What needs to be done: Provide the data again in its entirety, exactly as given.

Stored data:

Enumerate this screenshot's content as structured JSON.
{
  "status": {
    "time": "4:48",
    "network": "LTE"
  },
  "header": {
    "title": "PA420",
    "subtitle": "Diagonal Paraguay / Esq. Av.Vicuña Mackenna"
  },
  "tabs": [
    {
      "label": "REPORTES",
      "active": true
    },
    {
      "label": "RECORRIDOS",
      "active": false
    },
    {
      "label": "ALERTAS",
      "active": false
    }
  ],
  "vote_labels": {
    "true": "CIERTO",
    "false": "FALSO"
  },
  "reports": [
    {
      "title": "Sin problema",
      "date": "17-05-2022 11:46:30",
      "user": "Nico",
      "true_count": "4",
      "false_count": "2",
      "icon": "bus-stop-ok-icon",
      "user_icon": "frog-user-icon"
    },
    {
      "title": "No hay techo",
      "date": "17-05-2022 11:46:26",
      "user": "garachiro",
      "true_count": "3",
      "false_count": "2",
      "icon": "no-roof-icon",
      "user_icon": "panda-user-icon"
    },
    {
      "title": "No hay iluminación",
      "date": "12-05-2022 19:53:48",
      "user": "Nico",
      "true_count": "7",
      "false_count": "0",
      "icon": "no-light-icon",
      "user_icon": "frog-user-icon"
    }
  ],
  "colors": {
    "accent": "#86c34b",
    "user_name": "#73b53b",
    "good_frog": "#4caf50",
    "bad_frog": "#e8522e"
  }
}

Expected output:
Enumerate this screenshot's content as structured JSON.
{
  "status": {
    "time": "4:48",
    "network": "LTE"
  },
  "header": {
    "title": "PA420",
    "subtitle": "Diagonal Paraguay / Esq. Av.Vicuña Mackenna"
  },
  "tabs": [
    {
      "label": "REPORTES",
      "active": true
    },
    {
      "label": "RECORRIDOS",
      "active": false
    },
    {
      "label": "ALERTAS",
      "active": false
    }
  ],
  "vote_labels": {
    "true": "CIERTO",
    "false": "FALSO"
  },
  "reports": [
    {
      "title": "Sin problema",
      "date": "17-05-2022 11:46:30",
      "user": "Nico",
      "true_count": "4",
      "false_count": "2",
      "icon": "bus-stop-ok-icon",
      "user_icon": "frog-user-icon"
    },
    {
      "title": "No hay techo",
      "date": "17-05-2022 11:46:26",
      "user": "garachiro",
      "true_count": "3",
      "false_count": "2",
      "icon": "no-roof-icon",
      "user_icon": "panda-user-icon"
    },
    {
      "title": "No hay iluminación",
      "date": "12-05-2022 19:53:48",
      "user": "Nico",
      "true_count": "7",
      "false_count": "0",
      "icon": "no-light-icon",
      "user_icon": "frog-user-icon"
    }
  ],
  "colors": {
    "accent": "#86c34b",
    "user_name": "#73b53b",
    "good_frog": "#4caf50",
    "bad_frog": "#e8522e"
  }
}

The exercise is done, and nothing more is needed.